Written task »
Scan the data below. Pull out each line where "asked" occurs.

================================

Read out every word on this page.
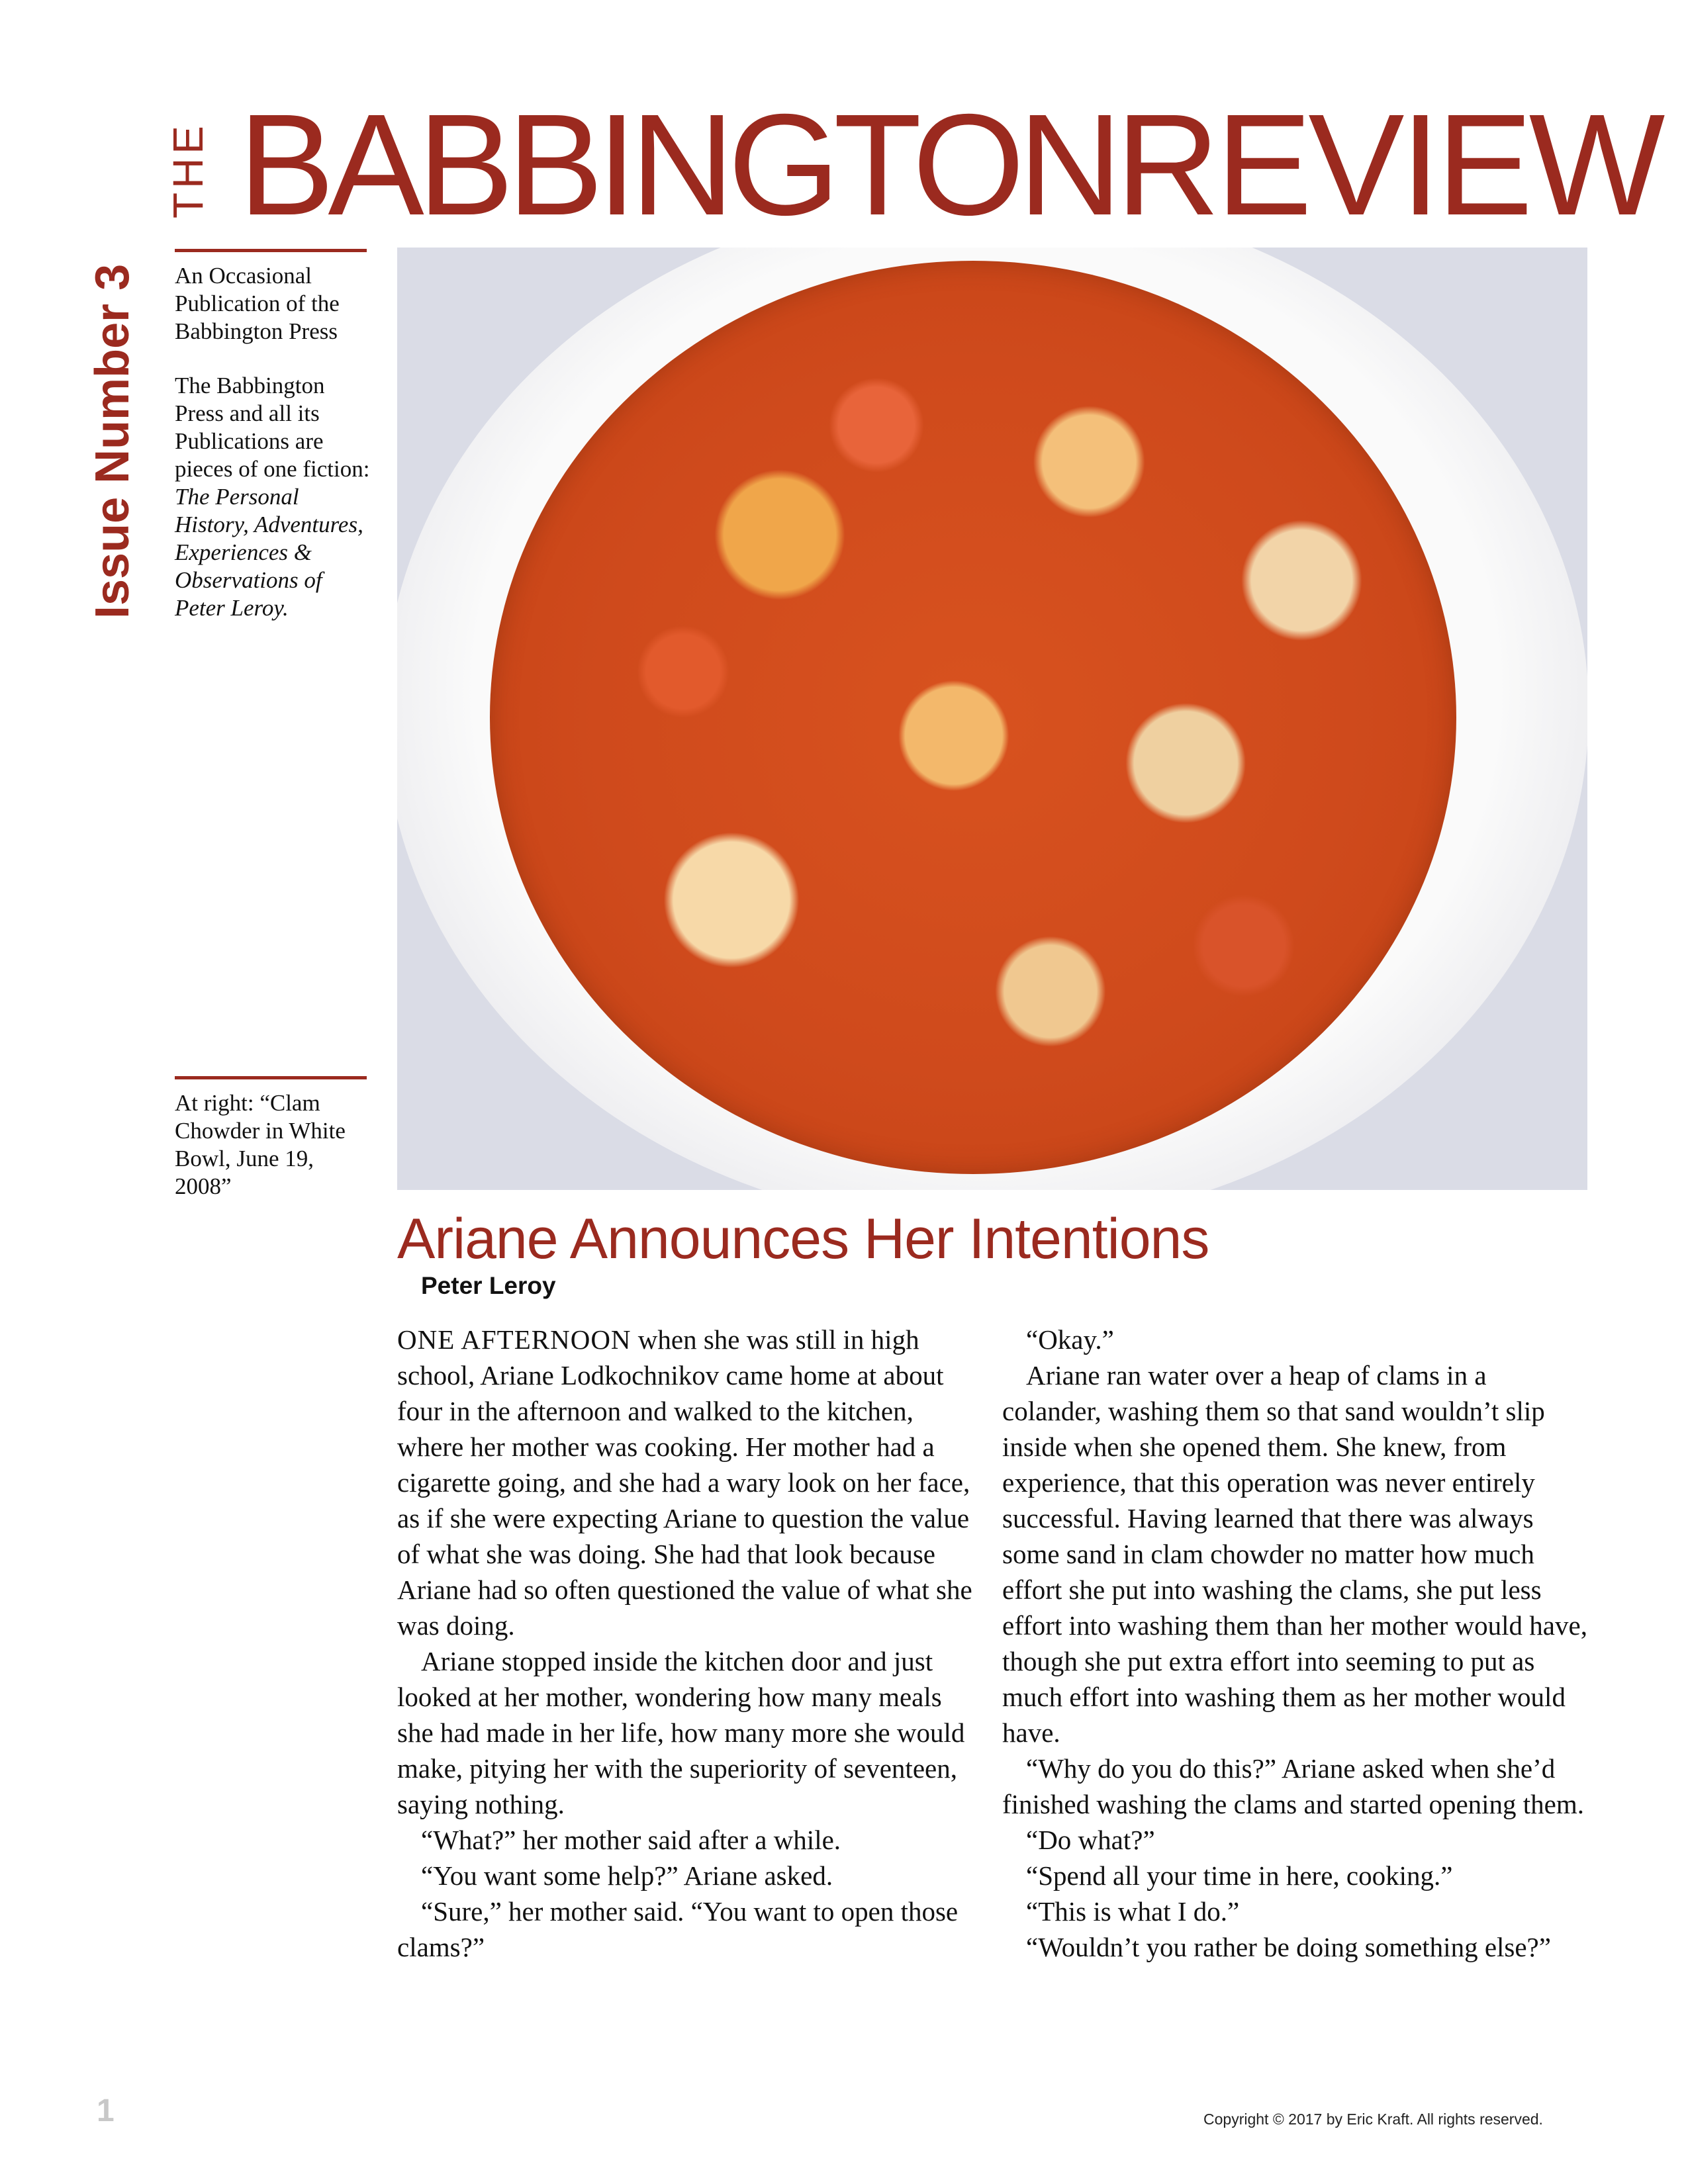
THE BABBINGTONREVIEW
Issue Number 3 An Occasional Publication of the Babbington Press

The Babbington Press and all its Publications are pieces of one fiction: The Personal History, Adventures, Experiences & Observations of Peter Leroy.

At right: “Clam Chowder in White Bowl, June 19, 2008”

Ariane Announces Her Intentions
Peter Leroy

ONE AFTERNOON when she was still in high school, Ariane Lodkochnikov came home at about four in the afternoon and walked to the kitchen, where her mother was cooking. Her mother had a cigarette going, and she had a wary look on her face, as if she were expecting Ariane to question the value of what she was doing. She had that look because Ariane had so often questioned the value of what she was doing.

Ariane stopped inside the kitchen door and just looked at her mother, wondering how many meals she had made in her life, how many more she would make, pitying her with the superiority of seventeen, saying nothing.

“What?” her mother said after a while.

“You want some help?” Ariane asked.

“Sure,” her mother said. “You want to open those clams?”

“Okay.”

Ariane ran water over a heap of clams in a colander, washing them so that sand wouldn’t slip inside when she opened them. She knew, from experience, that this operation was never entirely successful. Having learned that there was always some sand in clam chowder no matter how much effort she put into washing the clams, she put less effort into washing them than her mother would have, though she put extra effort into seeming to put as much effort into washing them as her mother would have.

“Why do you do this?” Ariane asked when she’d finished washing the clams and started opening them.

“Do what?”

“Spend all your time in here, cooking.”

“This is what I do.”

“Wouldn’t you rather be doing something else?”

1	Copyright © 2017 by Eric Kraft. All rights reserved.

================================

The reply »
“You want some help?” Ariane asked.
“Why do you do this?” Ariane asked when she’d finished washing the clams and started opening them.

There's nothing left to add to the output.